*EXCERPTED TEXT:*
※
If money wasn't a necessity of life, I'd be happy. I know, I know, most people think that, but really, if I didn't have to work, could just stay home and create, using products that I could get for free, I would. What would I do with my time, you might ask? Ha! What wouldn't I do! First, there isn't enough wall space to hold what I'd want to do. It's funny, my mom is obsessed with wallpaper. I hate wallpaper, and, yet, I could see my walls inundated with photographs of every little thing I see. Isn't that the same as wallpaper? No! Each inch of the wall would hold a different glance of the world--not the sequential, predictable patterns of Victorian flowers lacing themselves across the walls. Each photo would not only be different, but it would hold a meaningful moment in time. Think about every photo on your walls right now. Either in the photo itself, behind the camera or off to the side just a bit, there is a story to be told. Even the photos taken in a studio have a story to tell--the little girl screaming through her photo shoot in front of you and you were afraid that's what your child would do, etc. Think of the smells, the weather, the conversations, all the hopes and dreams and feelings that were taking shape when that single photo was snapped. There is so much more to a photo than what is seen on the surface.
※
*TASK A:* In the listing, rename "cell-path" to "file-path" throughout the stretch from "cell-time: 06-Aug-14 5:06:38" through "key-icon bbox=[457, 50, 475, 68]", and change nothing else. Return only those lines.
※
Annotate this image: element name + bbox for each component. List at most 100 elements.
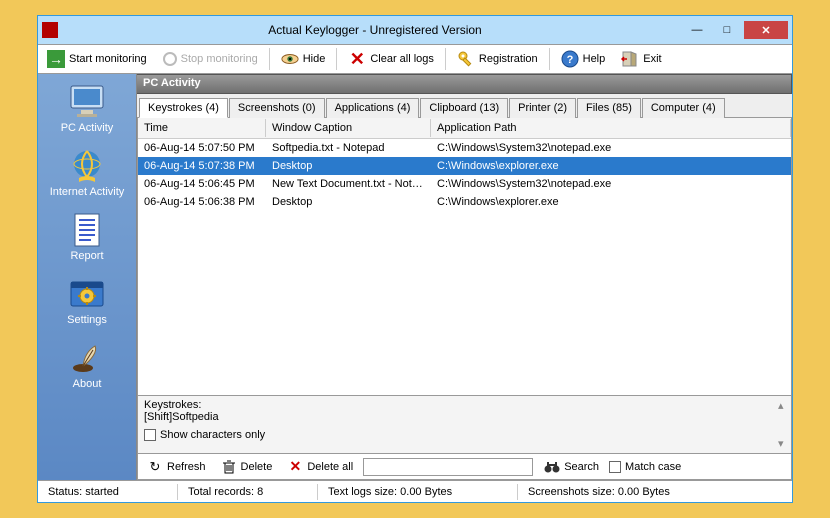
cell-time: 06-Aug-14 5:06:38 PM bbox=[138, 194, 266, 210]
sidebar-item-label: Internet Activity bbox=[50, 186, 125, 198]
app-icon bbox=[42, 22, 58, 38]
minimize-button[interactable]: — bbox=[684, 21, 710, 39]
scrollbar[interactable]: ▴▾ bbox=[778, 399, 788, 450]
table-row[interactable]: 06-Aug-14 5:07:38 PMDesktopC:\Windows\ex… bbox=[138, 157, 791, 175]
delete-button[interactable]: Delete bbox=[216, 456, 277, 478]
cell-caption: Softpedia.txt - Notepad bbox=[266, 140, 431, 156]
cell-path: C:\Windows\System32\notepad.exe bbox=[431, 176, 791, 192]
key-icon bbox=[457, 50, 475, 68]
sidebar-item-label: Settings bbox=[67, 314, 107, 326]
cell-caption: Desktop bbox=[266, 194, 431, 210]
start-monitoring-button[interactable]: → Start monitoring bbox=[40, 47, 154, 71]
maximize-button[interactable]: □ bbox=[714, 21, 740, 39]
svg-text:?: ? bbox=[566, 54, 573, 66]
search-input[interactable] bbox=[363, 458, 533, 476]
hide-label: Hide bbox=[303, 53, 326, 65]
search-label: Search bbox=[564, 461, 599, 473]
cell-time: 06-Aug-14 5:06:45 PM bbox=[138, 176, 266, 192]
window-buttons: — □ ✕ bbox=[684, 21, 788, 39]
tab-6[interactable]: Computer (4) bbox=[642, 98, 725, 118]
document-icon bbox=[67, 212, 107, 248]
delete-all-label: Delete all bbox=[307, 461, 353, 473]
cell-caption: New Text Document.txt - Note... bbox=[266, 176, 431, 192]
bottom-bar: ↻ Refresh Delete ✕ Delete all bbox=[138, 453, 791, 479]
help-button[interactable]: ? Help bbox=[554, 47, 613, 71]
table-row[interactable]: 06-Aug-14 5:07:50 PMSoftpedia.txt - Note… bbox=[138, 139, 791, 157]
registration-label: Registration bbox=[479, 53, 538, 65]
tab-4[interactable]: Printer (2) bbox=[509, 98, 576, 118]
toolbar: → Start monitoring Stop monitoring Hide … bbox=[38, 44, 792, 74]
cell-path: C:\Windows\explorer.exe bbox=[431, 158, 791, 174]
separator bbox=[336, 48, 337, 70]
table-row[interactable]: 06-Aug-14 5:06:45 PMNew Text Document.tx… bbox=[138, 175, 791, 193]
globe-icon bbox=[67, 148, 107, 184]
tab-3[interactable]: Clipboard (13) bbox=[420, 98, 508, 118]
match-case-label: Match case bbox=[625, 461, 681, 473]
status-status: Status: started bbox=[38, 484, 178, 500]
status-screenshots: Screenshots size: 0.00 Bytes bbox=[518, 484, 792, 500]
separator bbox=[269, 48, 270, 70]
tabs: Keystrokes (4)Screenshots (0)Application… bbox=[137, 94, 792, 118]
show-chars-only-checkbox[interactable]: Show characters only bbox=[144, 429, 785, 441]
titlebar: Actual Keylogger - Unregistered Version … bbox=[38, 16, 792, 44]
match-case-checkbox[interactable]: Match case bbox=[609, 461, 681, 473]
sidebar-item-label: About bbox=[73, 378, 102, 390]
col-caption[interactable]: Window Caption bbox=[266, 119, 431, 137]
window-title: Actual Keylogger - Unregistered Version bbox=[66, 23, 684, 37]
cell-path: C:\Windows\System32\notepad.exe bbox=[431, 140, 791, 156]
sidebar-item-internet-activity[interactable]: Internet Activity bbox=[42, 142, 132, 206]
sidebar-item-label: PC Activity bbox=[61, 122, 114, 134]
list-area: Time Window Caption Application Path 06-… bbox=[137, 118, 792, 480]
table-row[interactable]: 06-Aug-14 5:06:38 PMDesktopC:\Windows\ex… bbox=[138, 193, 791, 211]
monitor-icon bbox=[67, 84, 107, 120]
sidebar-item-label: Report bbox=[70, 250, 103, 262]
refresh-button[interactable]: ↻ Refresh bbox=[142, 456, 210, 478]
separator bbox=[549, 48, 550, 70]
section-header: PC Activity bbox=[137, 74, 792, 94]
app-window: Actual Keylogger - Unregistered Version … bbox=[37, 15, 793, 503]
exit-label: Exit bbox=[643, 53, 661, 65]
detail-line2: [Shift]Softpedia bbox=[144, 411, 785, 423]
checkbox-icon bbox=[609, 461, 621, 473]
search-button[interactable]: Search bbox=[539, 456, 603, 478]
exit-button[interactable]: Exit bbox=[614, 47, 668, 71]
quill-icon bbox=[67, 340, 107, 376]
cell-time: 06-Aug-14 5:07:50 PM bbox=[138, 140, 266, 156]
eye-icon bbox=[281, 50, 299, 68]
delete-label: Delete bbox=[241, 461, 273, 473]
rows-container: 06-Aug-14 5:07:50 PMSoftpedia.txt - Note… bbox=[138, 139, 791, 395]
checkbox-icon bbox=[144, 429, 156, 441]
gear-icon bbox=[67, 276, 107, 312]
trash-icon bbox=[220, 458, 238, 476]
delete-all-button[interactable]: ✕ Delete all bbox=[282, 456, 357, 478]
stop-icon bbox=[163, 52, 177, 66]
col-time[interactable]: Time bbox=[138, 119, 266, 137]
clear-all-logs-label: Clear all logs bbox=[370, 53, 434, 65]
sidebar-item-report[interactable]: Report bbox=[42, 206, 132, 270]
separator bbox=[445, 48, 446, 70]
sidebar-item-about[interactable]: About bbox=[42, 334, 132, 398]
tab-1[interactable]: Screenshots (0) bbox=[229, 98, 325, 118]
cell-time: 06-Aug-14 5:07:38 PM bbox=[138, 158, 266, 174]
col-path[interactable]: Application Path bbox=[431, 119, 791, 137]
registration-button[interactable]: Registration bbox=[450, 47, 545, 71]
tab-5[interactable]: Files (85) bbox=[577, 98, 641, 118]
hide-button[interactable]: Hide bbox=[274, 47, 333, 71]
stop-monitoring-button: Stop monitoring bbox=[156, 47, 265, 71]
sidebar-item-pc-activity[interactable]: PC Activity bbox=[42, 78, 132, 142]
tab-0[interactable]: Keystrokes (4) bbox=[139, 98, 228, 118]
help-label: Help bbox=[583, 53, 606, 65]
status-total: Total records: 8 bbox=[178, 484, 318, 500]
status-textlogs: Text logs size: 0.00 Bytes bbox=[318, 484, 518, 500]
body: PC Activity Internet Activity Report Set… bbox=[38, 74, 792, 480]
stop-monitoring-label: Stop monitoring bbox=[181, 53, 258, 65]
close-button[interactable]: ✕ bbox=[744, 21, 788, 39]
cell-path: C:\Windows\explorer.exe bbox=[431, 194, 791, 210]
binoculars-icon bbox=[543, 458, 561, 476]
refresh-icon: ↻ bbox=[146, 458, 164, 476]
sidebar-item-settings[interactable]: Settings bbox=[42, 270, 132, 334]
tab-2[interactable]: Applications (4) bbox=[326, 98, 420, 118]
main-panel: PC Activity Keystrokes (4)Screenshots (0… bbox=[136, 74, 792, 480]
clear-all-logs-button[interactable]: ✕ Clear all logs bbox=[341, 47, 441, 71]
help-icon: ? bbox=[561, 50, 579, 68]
※
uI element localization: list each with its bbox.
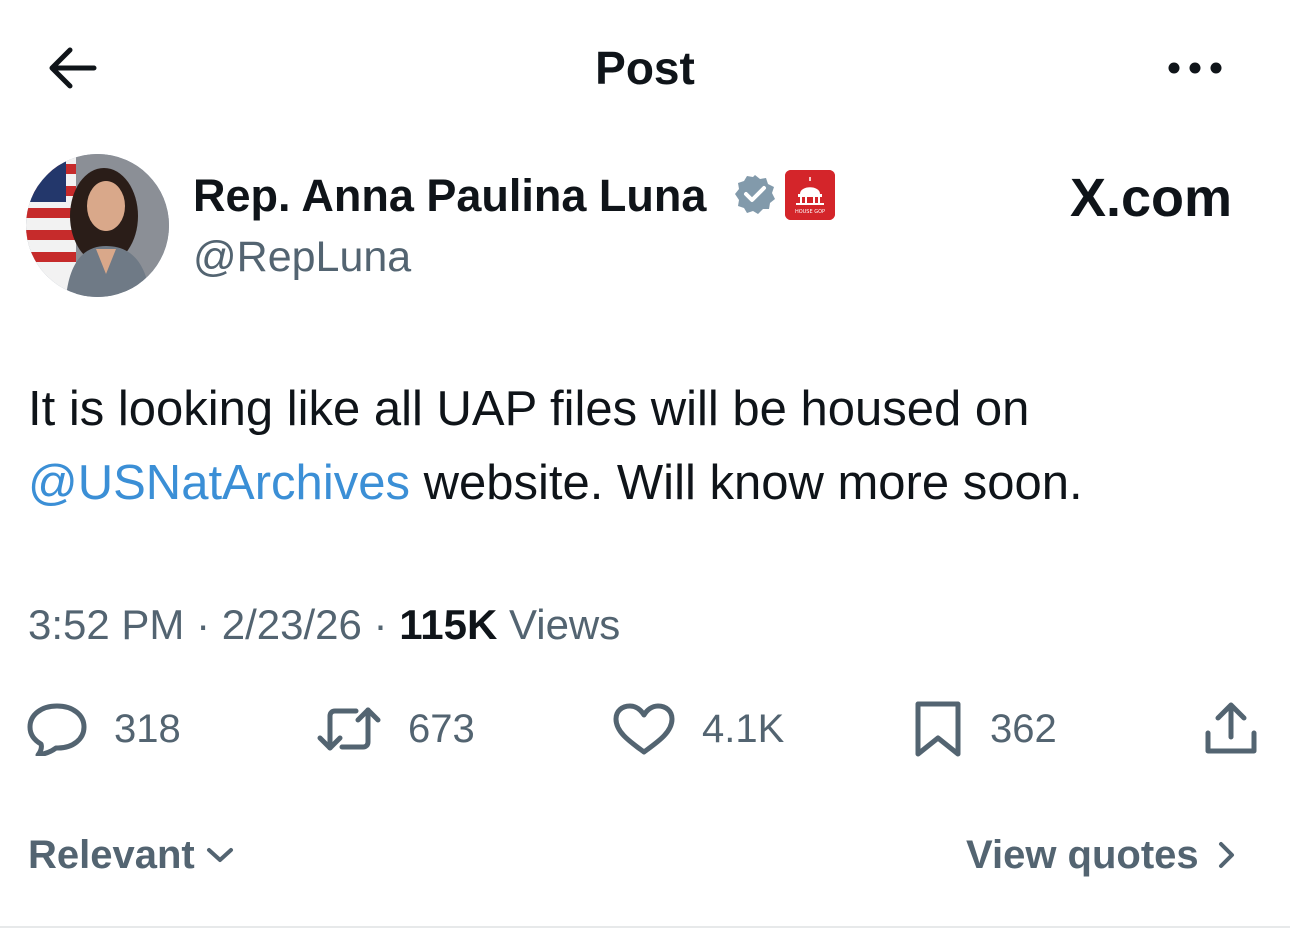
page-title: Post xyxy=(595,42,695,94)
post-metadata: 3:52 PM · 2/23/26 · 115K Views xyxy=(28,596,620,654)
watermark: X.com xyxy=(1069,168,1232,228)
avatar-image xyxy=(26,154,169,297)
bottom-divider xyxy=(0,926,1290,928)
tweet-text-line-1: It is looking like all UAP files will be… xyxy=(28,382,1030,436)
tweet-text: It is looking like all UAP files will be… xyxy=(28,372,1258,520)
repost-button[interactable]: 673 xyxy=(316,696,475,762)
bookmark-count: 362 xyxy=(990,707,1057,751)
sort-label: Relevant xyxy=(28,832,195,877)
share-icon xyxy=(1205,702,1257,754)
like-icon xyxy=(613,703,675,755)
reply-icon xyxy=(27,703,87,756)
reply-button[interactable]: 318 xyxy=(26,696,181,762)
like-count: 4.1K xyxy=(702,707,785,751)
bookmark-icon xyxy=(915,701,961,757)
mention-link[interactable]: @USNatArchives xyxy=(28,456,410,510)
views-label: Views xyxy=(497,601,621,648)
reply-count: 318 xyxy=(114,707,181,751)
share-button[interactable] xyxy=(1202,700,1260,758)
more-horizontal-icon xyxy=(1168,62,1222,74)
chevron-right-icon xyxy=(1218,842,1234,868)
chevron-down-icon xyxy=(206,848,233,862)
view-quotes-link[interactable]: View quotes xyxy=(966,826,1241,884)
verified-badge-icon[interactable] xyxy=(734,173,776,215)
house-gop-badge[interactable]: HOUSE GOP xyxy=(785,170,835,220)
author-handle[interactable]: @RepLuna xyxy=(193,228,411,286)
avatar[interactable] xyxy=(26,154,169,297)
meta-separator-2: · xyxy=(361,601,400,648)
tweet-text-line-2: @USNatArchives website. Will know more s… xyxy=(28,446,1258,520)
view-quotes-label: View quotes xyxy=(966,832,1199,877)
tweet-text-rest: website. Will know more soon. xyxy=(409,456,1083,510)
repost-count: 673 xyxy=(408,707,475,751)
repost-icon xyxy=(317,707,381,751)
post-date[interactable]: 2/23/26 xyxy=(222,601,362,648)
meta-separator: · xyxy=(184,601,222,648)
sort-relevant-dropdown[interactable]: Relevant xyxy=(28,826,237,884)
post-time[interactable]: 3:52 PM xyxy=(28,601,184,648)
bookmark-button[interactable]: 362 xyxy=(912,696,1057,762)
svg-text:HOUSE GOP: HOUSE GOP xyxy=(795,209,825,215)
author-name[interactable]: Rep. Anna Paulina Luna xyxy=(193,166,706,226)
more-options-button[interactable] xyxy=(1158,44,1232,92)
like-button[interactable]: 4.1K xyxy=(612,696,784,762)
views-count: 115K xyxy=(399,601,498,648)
※
*TASK B:*
Answer these questions from the excerpt about photographs on the walls.
(i) What is the writer's mom obsessed with?
(ii) What patterns does the writer contrast with a wall of photographs?
(iii) In the studio example, who is screaming through her photo shoot?

*WRITTEN SOLUTION A:*
cell-time: 06-Aug-14 5:06:38 PM bbox=[138, 194, 266, 210]
sidebar-item-label: Internet Activity bbox=[50, 186, 125, 198]
app-icon bbox=[42, 22, 58, 38]
minimize-button[interactable]: — bbox=[684, 21, 710, 39]
scrollbar[interactable]: ▴▾ bbox=[778, 399, 788, 450]
table-row[interactable]: 06-Aug-14 5:07:38 PMDesktopC:\Windows\ex… bbox=[138, 157, 791, 175]
delete-button[interactable]: Delete bbox=[216, 456, 277, 478]
cell-caption: Softpedia.txt - Notepad bbox=[266, 140, 431, 156]
file-path: C:\Windows\System32\notepad.exe bbox=[431, 176, 791, 192]
key-icon bbox=[457, 50, 475, 68]

*WRITTEN SOLUTION B:*
(i) Wallpaper.
(ii) The sequential, predictable patterns of Victorian flowers lacing themselves across the walls.
(iii) The little girl.